Data shown:
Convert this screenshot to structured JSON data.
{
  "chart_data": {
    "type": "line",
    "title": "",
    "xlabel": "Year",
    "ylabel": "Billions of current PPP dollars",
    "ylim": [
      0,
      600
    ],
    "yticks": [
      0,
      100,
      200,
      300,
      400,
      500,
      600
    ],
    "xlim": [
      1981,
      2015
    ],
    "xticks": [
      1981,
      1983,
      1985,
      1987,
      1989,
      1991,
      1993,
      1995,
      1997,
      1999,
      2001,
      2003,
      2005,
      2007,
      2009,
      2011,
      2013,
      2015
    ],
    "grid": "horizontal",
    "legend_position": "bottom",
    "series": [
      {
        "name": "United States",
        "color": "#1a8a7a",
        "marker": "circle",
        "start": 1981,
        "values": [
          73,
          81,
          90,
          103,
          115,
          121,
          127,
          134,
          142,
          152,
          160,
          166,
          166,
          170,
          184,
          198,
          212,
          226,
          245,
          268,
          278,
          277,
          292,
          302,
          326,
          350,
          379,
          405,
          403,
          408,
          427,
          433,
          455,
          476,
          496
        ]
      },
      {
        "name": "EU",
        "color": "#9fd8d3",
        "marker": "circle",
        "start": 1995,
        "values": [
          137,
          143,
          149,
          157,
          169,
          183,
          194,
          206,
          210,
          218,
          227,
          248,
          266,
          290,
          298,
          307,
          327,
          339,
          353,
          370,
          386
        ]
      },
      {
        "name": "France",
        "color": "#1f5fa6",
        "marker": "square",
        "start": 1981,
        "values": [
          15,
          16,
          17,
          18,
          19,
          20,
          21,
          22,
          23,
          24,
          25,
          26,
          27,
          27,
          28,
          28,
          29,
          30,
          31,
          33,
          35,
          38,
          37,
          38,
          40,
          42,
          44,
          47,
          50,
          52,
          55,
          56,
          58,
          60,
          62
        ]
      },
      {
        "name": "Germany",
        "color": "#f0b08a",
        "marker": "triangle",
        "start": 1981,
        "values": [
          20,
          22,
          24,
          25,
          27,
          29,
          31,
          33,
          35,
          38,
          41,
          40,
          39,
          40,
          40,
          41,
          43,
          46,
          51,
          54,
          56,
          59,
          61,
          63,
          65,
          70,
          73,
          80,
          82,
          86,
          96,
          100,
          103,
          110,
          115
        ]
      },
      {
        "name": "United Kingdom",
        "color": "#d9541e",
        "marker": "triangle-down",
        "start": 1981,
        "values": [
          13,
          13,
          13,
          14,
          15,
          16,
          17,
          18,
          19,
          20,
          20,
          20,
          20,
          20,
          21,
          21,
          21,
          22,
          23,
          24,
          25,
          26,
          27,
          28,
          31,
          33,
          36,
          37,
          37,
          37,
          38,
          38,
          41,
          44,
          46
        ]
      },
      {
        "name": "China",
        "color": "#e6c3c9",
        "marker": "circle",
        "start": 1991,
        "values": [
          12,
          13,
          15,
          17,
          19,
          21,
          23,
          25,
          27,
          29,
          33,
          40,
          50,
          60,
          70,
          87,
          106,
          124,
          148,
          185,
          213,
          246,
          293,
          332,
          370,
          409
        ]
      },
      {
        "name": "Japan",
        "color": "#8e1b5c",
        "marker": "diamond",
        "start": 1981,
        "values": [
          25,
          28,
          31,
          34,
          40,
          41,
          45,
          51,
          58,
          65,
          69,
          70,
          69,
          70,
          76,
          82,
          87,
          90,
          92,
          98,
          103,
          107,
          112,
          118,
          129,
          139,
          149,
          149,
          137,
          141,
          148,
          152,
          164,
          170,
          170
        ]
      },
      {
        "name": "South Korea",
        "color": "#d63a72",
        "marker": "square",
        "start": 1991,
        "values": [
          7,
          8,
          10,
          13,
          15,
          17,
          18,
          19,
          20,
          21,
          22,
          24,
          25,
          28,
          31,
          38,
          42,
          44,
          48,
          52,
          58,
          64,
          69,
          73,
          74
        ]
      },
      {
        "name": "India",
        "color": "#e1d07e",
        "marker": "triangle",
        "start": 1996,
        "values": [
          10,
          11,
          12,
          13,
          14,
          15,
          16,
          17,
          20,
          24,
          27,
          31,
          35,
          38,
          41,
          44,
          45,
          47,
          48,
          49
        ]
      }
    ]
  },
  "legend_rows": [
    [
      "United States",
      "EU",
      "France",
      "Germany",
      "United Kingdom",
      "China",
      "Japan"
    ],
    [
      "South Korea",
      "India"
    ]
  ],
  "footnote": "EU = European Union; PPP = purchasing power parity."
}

Instructions for the task: Using the data above, return each line exactly as written.

Response to this task:
Convert this screenshot to structured JSON data.
{
  "chart_data": {
    "type": "line",
    "title": "",
    "xlabel": "Year",
    "ylabel": "Billions of current PPP dollars",
    "ylim": [
      0,
      600
    ],
    "yticks": [
      0,
      100,
      200,
      300,
      400,
      500,
      600
    ],
    "xlim": [
      1981,
      2015
    ],
    "xticks": [
      1981,
      1983,
      1985,
      1987,
      1989,
      1991,
      1993,
      1995,
      1997,
      1999,
      2001,
      2003,
      2005,
      2007,
      2009,
      2011,
      2013,
      2015
    ],
    "grid": "horizontal",
    "legend_position": "bottom",
    "series": [
      {
        "name": "United States",
        "color": "#1a8a7a",
        "marker": "circle",
        "start": 1981,
        "values": [
          73,
          81,
          90,
          103,
          115,
          121,
          127,
          134,
          142,
          152,
          160,
          166,
          166,
          170,
          184,
          198,
          212,
          226,
          245,
          268,
          278,
          277,
          292,
          302,
          326,
          350,
          379,
          405,
          403,
          408,
          427,
          433,
          455,
          476,
          496
        ]
      },
      {
        "name": "EU",
        "color": "#9fd8d3",
        "marker": "circle",
        "start": 1995,
        "values": [
          137,
          143,
          149,
          157,
          169,
          183,
          194,
          206,
          210,
          218,
          227,
          248,
          266,
          290,
          298,
          307,
          327,
          339,
          353,
          370,
          386
        ]
      },
      {
        "name": "France",
        "color": "#1f5fa6",
        "marker": "square",
        "start": 1981,
        "values": [
          15,
          16,
          17,
          18,
          19,
          20,
          21,
          22,
          23,
          24,
          25,
          26,
          27,
          27,
          28,
          28,
          29,
          30,
          31,
          33,
          35,
          38,
          37,
          38,
          40,
          42,
          44,
          47,
          50,
          52,
          55,
          56,
          58,
          60,
          62
        ]
      },
      {
        "name": "Germany",
        "color": "#f0b08a",
        "marker": "triangle",
        "start": 1981,
        "values": [
          20,
          22,
          24,
          25,
          27,
          29,
          31,
          33,
          35,
          38,
          41,
          40,
          39,
          40,
          40,
          41,
          43,
          46,
          51,
          54,
          56,
          59,
          61,
          63,
          65,
          70,
          73,
          80,
          82,
          86,
          96,
          100,
          103,
          110,
          115
        ]
      },
      {
        "name": "United Kingdom",
        "color": "#d9541e",
        "marker": "triangle-down",
        "start": 1981,
        "values": [
          13,
          13,
          13,
          14,
          15,
          16,
          17,
          18,
          19,
          20,
          20,
          20,
          20,
          20,
          21,
          21,
          21,
          22,
          23,
          24,
          25,
          26,
          27,
          28,
          31,
          33,
          36,
          37,
          37,
          37,
          38,
          38,
          41,
          44,
          46
        ]
      },
      {
        "name": "China",
        "color": "#e6c3c9",
        "marker": "circle",
        "start": 1991,
        "values": [
          12,
          13,
          15,
          17,
          19,
          21,
          23,
          25,
          27,
          29,
          33,
          40,
          50,
          60,
          70,
          87,
          106,
          124,
          148,
          185,
          213,
          246,
          293,
          332,
          370,
          409
        ]
      },
      {
        "name": "Japan",
        "color": "#8e1b5c",
        "marker": "diamond",
        "start": 1981,
        "values": [
          25,
          28,
          31,
          34,
          40,
          41,
          45,
          51,
          58,
          65,
          69,
          70,
          69,
          70,
          76,
          82,
          87,
          90,
          92,
          98,
          103,
          107,
          112,
          118,
          129,
          139,
          149,
          149,
          137,
          141,
          148,
          152,
          164,
          170,
          170
        ]
      },
      {
        "name": "South Korea",
        "color": "#d63a72",
        "marker": "square",
        "start": 1991,
        "values": [
          7,
          8,
          10,
          13,
          15,
          17,
          18,
          19,
          20,
          21,
          22,
          24,
          25,
          28,
          31,
          38,
          42,
          44,
          48,
          52,
          58,
          64,
          69,
          73,
          74
        ]
      },
      {
        "name": "India",
        "color": "#e1d07e",
        "marker": "triangle",
        "start": 1996,
        "values": [
          10,
          11,
          12,
          13,
          14,
          15,
          16,
          17,
          20,
          24,
          27,
          31,
          35,
          38,
          41,
          44,
          45,
          47,
          48,
          49
        ]
      }
    ]
  },
  "legend_rows": [
    [
      "United States",
      "EU",
      "France",
      "Germany",
      "United Kingdom",
      "China",
      "Japan"
    ],
    [
      "South Korea",
      "India"
    ]
  ],
  "footnote": "EU = European Union; PPP = purchasing power parity."
}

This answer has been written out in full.